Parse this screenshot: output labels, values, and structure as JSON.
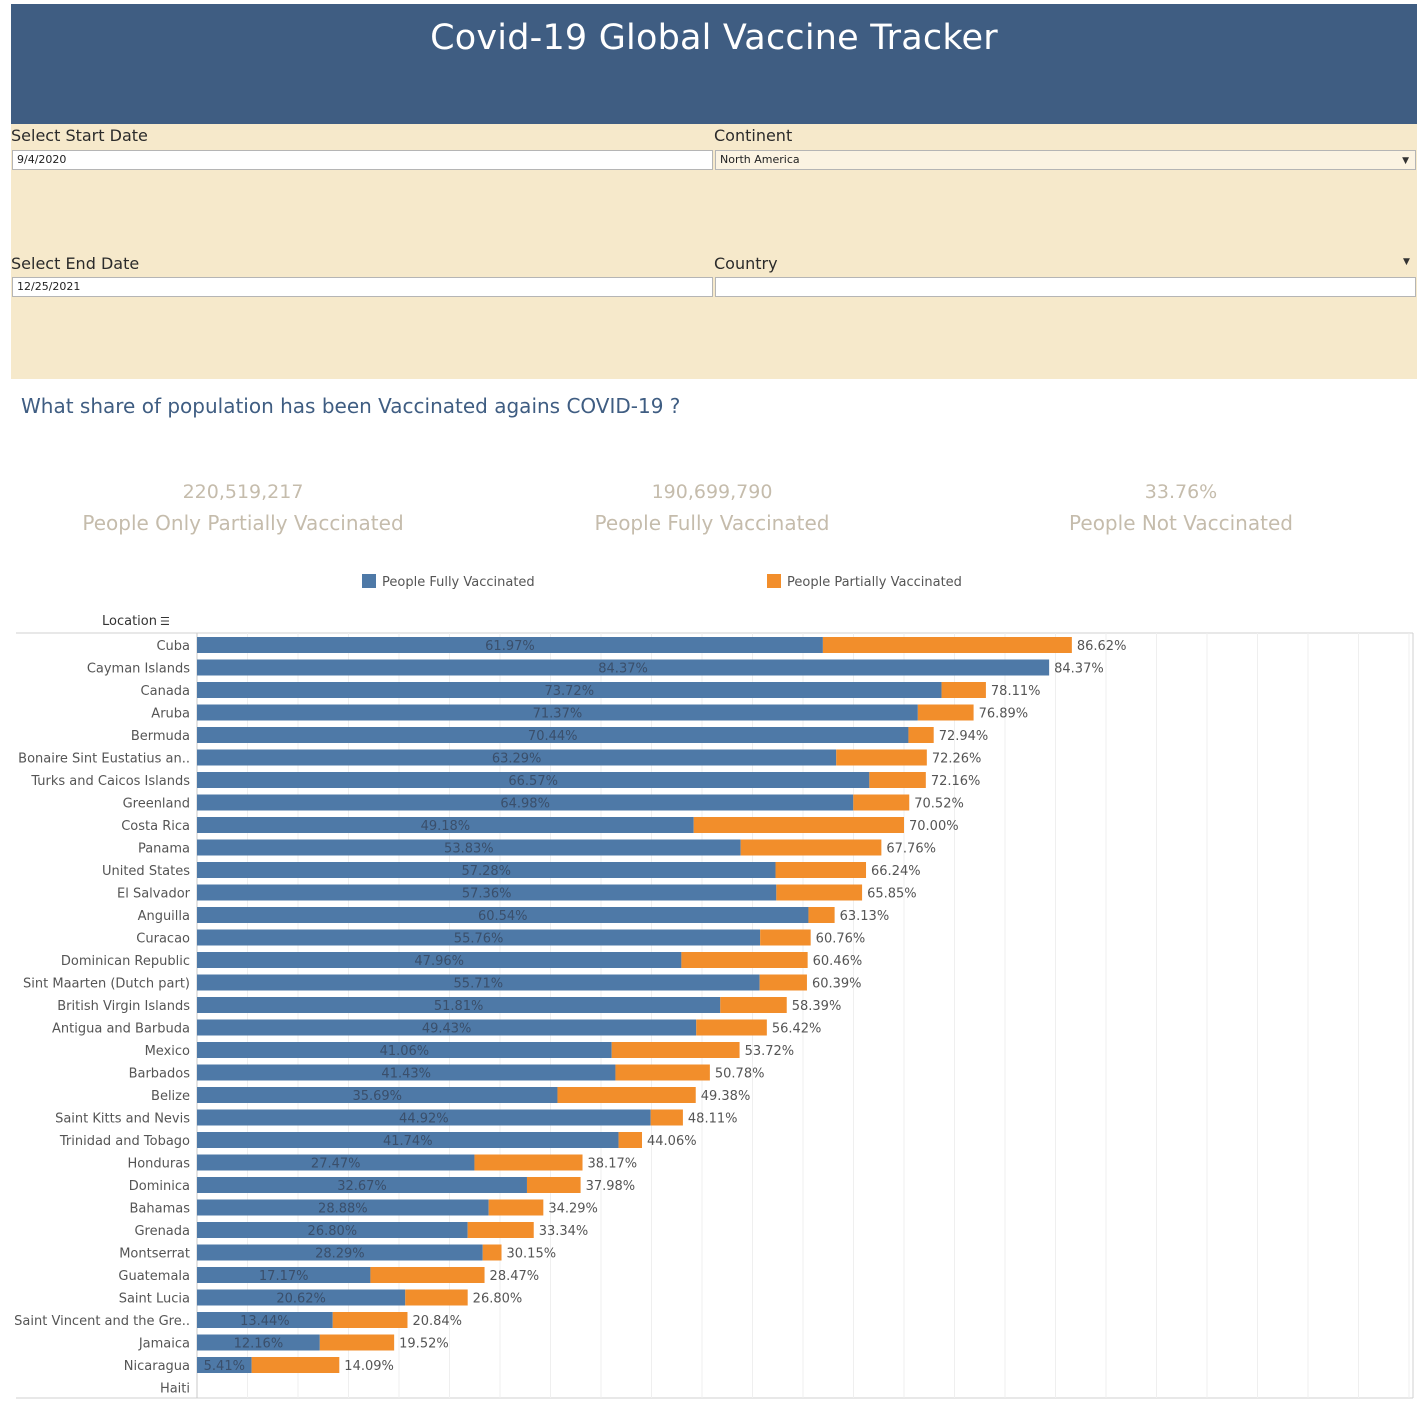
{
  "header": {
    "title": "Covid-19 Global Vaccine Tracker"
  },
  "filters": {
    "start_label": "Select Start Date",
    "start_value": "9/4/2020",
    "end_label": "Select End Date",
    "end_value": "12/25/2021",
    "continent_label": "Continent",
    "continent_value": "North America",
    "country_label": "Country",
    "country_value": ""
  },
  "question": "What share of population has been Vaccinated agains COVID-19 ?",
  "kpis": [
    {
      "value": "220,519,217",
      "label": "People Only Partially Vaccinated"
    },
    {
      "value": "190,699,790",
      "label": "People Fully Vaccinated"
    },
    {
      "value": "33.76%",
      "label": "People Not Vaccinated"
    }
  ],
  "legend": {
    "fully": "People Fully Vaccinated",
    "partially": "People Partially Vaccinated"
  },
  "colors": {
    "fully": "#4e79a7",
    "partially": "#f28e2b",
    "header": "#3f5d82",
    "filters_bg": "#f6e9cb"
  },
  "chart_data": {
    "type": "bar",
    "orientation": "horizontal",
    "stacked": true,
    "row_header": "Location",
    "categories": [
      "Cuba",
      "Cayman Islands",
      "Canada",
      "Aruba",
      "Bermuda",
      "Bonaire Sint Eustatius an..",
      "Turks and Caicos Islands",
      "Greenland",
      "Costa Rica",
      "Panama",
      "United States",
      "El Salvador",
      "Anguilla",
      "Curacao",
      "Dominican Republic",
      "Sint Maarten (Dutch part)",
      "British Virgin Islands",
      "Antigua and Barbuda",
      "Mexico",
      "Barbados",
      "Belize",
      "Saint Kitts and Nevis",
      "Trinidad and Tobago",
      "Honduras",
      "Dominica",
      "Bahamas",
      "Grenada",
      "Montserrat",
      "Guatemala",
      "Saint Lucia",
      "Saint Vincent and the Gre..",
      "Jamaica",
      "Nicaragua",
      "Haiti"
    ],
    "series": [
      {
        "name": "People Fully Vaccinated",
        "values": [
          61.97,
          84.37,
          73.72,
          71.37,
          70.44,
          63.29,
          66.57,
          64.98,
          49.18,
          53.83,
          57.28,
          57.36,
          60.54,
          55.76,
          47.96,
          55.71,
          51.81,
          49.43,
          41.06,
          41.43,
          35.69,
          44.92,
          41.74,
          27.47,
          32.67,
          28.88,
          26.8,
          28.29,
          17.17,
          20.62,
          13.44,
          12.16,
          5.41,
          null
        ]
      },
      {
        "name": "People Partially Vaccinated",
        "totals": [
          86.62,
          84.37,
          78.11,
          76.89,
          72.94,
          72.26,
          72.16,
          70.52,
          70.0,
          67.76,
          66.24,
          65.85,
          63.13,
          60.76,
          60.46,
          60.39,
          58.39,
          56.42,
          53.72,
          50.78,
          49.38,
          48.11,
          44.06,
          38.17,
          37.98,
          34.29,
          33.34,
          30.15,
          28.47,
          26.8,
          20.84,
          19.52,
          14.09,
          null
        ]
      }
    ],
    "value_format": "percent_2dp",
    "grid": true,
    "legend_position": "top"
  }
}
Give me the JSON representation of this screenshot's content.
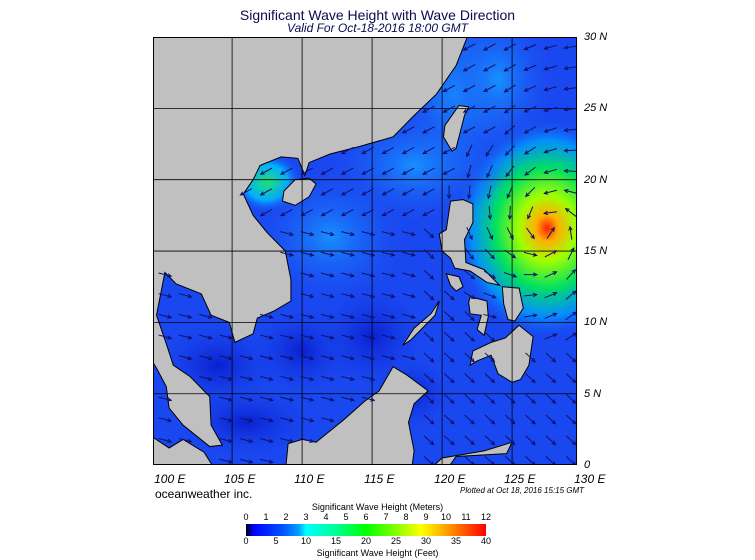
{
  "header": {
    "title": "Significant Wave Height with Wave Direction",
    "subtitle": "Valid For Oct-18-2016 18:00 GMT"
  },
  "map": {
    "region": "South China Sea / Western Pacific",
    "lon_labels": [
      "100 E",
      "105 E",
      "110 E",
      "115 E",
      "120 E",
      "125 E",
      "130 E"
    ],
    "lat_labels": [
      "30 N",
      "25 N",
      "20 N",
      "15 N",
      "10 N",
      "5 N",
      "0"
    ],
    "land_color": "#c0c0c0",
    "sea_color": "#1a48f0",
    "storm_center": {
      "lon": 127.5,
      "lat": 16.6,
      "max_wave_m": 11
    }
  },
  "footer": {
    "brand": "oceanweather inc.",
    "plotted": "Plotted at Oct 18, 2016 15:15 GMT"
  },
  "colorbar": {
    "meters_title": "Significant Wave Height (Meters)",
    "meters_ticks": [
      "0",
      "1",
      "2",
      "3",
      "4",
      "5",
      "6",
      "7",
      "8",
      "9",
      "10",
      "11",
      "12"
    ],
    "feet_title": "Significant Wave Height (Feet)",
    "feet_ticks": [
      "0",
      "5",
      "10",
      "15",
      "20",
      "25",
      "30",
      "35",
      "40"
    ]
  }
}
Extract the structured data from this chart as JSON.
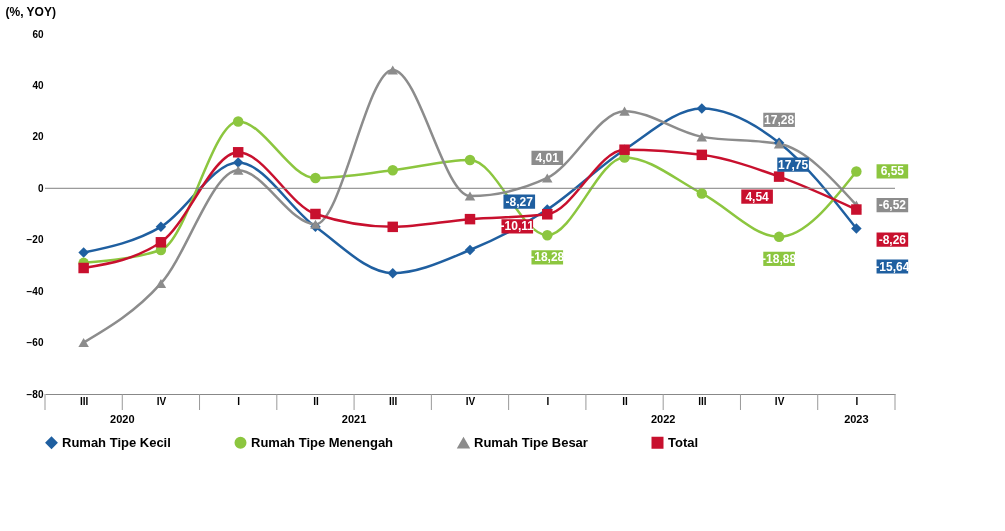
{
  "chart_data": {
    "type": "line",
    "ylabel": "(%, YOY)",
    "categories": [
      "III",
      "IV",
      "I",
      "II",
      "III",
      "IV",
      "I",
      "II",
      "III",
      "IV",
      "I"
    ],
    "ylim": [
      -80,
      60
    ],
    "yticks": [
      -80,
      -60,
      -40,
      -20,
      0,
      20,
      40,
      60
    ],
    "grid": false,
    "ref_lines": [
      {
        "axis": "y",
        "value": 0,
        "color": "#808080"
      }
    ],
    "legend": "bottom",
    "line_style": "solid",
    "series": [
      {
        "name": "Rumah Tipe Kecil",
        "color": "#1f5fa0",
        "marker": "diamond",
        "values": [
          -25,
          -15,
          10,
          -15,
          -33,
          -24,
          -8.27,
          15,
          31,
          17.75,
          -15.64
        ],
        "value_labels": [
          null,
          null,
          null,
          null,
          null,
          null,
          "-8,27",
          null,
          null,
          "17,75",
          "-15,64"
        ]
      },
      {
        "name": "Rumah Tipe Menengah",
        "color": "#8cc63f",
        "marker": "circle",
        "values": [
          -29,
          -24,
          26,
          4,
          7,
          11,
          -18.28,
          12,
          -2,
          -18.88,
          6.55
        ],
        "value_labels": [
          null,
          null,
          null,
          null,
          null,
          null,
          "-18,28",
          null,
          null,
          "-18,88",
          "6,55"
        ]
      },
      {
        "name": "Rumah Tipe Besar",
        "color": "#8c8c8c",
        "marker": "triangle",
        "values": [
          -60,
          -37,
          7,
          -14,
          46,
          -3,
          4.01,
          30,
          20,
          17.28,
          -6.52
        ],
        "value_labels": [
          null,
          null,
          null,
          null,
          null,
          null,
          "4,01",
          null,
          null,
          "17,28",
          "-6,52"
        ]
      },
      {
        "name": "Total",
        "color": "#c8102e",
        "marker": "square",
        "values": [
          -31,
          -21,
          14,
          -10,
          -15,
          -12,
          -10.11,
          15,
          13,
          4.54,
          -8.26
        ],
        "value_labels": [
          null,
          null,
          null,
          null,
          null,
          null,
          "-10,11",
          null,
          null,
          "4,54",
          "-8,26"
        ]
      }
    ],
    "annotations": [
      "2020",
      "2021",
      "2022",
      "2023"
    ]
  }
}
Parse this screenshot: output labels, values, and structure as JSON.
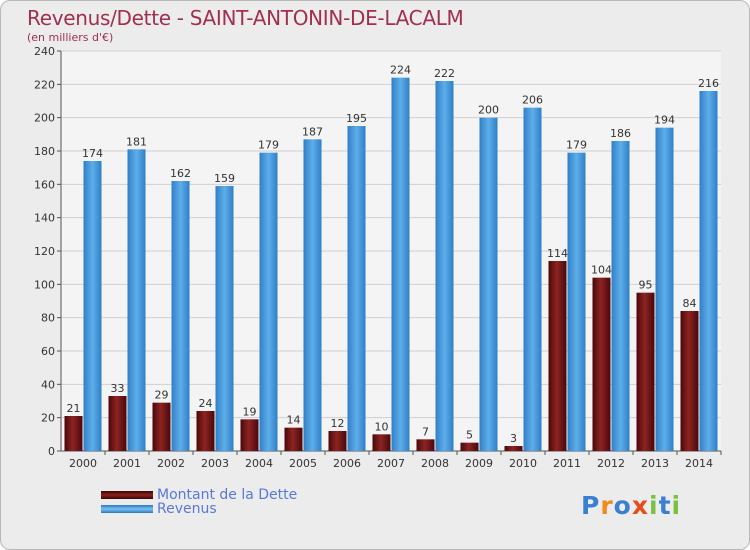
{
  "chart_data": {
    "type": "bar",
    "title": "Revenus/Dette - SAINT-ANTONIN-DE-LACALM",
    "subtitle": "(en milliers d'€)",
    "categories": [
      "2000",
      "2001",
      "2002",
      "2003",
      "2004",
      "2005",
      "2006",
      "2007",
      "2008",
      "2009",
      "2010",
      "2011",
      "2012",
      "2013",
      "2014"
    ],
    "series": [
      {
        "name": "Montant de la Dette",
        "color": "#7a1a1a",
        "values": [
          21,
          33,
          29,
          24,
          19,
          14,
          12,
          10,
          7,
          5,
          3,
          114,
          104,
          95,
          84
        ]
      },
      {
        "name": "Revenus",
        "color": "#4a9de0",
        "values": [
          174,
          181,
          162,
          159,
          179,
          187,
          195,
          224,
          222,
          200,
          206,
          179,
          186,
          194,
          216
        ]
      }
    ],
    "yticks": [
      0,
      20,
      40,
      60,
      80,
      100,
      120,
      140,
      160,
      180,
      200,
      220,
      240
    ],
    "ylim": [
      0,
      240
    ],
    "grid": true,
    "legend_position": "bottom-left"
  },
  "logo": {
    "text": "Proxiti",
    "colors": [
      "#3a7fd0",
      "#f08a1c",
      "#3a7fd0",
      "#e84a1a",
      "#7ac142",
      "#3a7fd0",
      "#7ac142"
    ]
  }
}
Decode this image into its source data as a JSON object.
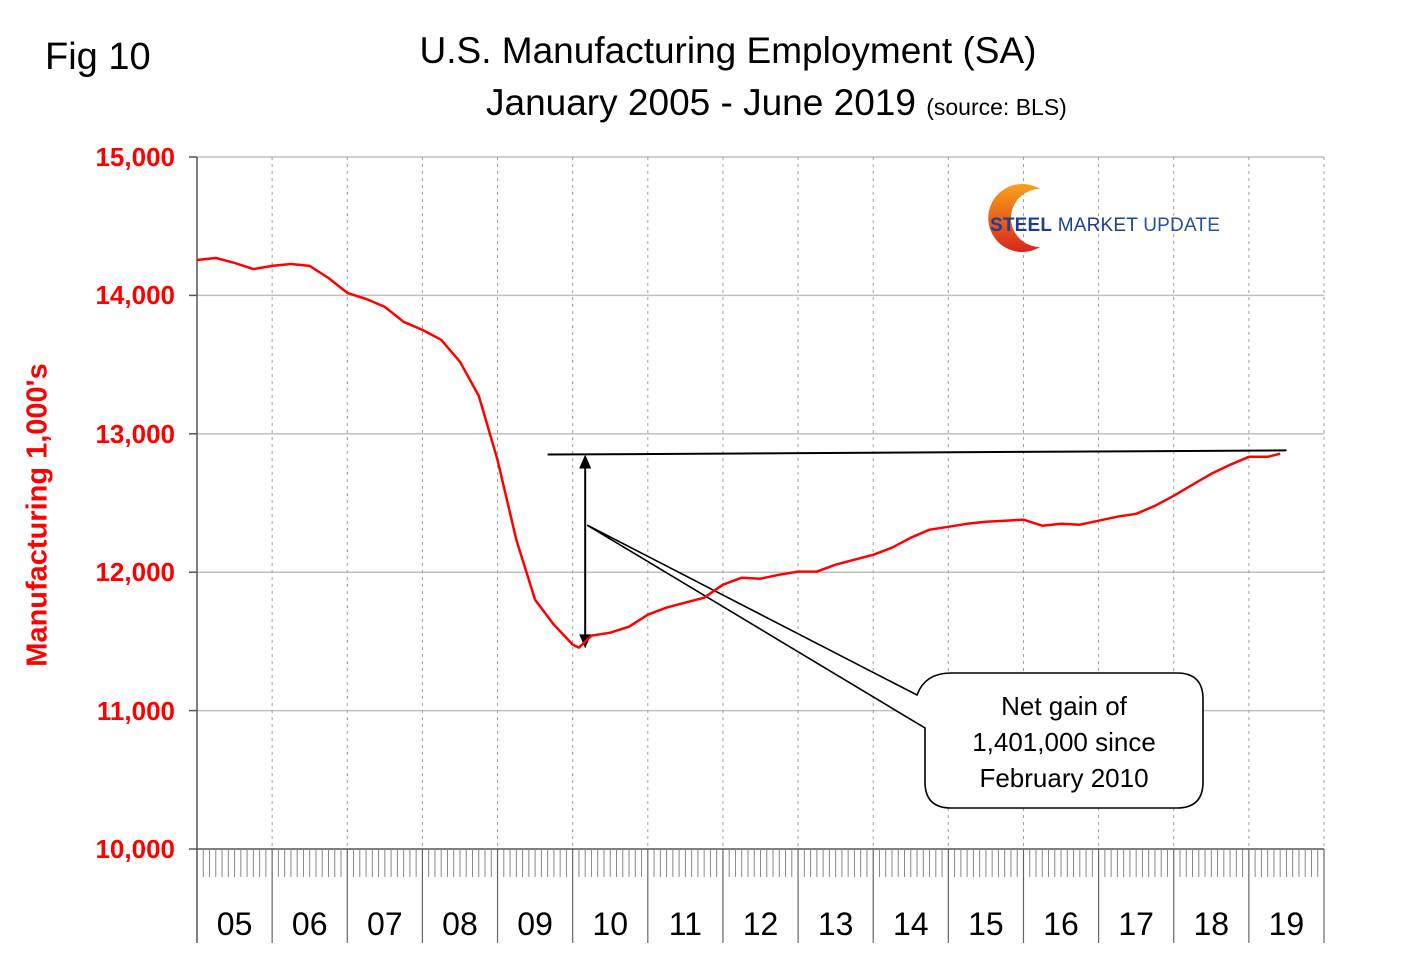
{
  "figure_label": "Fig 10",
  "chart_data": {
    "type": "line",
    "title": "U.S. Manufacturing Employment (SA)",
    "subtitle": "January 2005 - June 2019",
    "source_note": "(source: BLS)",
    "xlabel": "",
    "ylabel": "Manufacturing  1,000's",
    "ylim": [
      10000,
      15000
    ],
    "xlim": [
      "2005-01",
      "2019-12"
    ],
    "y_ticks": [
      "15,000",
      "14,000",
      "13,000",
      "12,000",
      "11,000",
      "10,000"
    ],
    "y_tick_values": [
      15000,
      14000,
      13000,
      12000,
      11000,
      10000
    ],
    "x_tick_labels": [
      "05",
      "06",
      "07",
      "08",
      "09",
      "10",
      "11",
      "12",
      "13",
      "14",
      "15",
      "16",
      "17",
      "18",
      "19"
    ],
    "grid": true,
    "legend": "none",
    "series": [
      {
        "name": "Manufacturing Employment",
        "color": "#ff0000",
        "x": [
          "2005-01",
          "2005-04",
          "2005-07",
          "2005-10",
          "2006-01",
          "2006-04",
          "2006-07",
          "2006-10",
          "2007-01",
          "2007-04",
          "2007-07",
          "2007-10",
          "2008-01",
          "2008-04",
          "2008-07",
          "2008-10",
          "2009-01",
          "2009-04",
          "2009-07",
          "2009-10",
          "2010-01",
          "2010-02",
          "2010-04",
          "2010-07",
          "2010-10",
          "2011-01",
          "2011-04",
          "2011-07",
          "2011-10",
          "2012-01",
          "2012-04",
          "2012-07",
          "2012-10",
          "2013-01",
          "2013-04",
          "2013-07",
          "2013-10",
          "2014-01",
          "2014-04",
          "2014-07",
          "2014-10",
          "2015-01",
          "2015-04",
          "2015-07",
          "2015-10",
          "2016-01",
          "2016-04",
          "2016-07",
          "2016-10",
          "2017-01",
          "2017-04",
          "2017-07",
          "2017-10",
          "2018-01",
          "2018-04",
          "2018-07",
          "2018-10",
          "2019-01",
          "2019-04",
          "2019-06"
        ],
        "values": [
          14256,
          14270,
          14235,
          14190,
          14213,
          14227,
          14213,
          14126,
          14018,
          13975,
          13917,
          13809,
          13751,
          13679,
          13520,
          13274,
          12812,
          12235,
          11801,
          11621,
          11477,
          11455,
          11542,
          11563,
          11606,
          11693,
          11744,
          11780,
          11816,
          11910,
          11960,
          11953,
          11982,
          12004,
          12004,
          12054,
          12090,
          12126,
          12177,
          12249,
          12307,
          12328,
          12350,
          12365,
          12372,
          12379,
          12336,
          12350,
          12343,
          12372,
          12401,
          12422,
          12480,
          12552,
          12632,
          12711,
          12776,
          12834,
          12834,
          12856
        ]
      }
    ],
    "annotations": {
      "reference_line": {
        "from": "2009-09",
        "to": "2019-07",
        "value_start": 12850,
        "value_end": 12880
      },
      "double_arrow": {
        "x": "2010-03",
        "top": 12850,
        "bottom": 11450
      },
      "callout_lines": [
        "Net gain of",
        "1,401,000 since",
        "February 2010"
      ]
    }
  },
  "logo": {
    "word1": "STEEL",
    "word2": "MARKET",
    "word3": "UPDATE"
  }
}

#### WHAT IS BEING ASKED
Compute how many lines include the string "Employment", then give that number by itself.

#### RESULT OF THIS EXERCISE
2